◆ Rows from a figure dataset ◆
******************************

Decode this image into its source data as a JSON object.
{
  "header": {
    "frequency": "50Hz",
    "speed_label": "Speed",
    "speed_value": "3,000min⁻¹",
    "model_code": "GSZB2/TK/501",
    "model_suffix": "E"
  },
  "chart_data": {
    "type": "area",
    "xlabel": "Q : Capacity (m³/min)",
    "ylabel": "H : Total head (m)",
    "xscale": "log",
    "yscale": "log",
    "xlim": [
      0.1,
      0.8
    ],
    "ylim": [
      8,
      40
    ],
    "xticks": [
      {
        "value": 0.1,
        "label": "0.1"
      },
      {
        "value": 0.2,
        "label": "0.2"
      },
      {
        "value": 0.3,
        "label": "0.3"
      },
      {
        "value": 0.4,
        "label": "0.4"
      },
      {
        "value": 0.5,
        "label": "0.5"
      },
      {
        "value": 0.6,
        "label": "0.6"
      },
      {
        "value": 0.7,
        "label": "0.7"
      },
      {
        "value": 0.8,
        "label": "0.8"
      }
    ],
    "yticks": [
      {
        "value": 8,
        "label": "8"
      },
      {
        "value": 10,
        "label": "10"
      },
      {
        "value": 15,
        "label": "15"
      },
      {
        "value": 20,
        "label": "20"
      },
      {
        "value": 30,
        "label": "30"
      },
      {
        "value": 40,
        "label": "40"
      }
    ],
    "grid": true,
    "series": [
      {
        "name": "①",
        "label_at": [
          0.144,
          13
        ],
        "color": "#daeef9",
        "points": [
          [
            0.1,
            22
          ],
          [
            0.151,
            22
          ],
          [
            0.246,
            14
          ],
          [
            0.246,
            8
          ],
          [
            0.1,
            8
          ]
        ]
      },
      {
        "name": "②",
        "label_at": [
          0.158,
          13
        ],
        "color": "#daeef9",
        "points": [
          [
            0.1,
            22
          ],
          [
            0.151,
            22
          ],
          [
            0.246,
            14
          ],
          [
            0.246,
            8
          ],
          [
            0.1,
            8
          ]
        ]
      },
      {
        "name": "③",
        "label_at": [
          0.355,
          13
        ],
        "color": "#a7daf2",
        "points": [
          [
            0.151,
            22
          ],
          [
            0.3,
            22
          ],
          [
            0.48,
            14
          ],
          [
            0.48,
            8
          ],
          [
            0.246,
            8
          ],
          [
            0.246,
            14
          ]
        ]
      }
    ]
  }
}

******************************

◆ REQUEST ◆
Copy all the records above precisely.

◆ WRITTEN SOLUTION ◆
Decode this image into its source data as a JSON object.
{
  "header": {
    "frequency": "50Hz",
    "speed_label": "Speed",
    "speed_value": "3,000min⁻¹",
    "model_code": "GSZB2/TK/501",
    "model_suffix": "E"
  },
  "chart_data": {
    "type": "area",
    "xlabel": "Q : Capacity (m³/min)",
    "ylabel": "H : Total head (m)",
    "xscale": "log",
    "yscale": "log",
    "xlim": [
      0.1,
      0.8
    ],
    "ylim": [
      8,
      40
    ],
    "xticks": [
      {
        "value": 0.1,
        "label": "0.1"
      },
      {
        "value": 0.2,
        "label": "0.2"
      },
      {
        "value": 0.3,
        "label": "0.3"
      },
      {
        "value": 0.4,
        "label": "0.4"
      },
      {
        "value": 0.5,
        "label": "0.5"
      },
      {
        "value": 0.6,
        "label": "0.6"
      },
      {
        "value": 0.7,
        "label": "0.7"
      },
      {
        "value": 0.8,
        "label": "0.8"
      }
    ],
    "yticks": [
      {
        "value": 8,
        "label": "8"
      },
      {
        "value": 10,
        "label": "10"
      },
      {
        "value": 15,
        "label": "15"
      },
      {
        "value": 20,
        "label": "20"
      },
      {
        "value": 30,
        "label": "30"
      },
      {
        "value": 40,
        "label": "40"
      }
    ],
    "grid": true,
    "series": [
      {
        "name": "①",
        "label_at": [
          0.144,
          13
        ],
        "color": "#daeef9",
        "points": [
          [
            0.1,
            22
          ],
          [
            0.151,
            22
          ],
          [
            0.246,
            14
          ],
          [
            0.246,
            8
          ],
          [
            0.1,
            8
          ]
        ]
      },
      {
        "name": "②",
        "label_at": [
          0.158,
          13
        ],
        "color": "#daeef9",
        "points": [
          [
            0.1,
            22
          ],
          [
            0.151,
            22
          ],
          [
            0.246,
            14
          ],
          [
            0.246,
            8
          ],
          [
            0.1,
            8
          ]
        ]
      },
      {
        "name": "③",
        "label_at": [
          0.355,
          13
        ],
        "color": "#a7daf2",
        "points": [
          [
            0.151,
            22
          ],
          [
            0.3,
            22
          ],
          [
            0.48,
            14
          ],
          [
            0.48,
            8
          ],
          [
            0.246,
            8
          ],
          [
            0.246,
            14
          ]
        ]
      }
    ]
  }
}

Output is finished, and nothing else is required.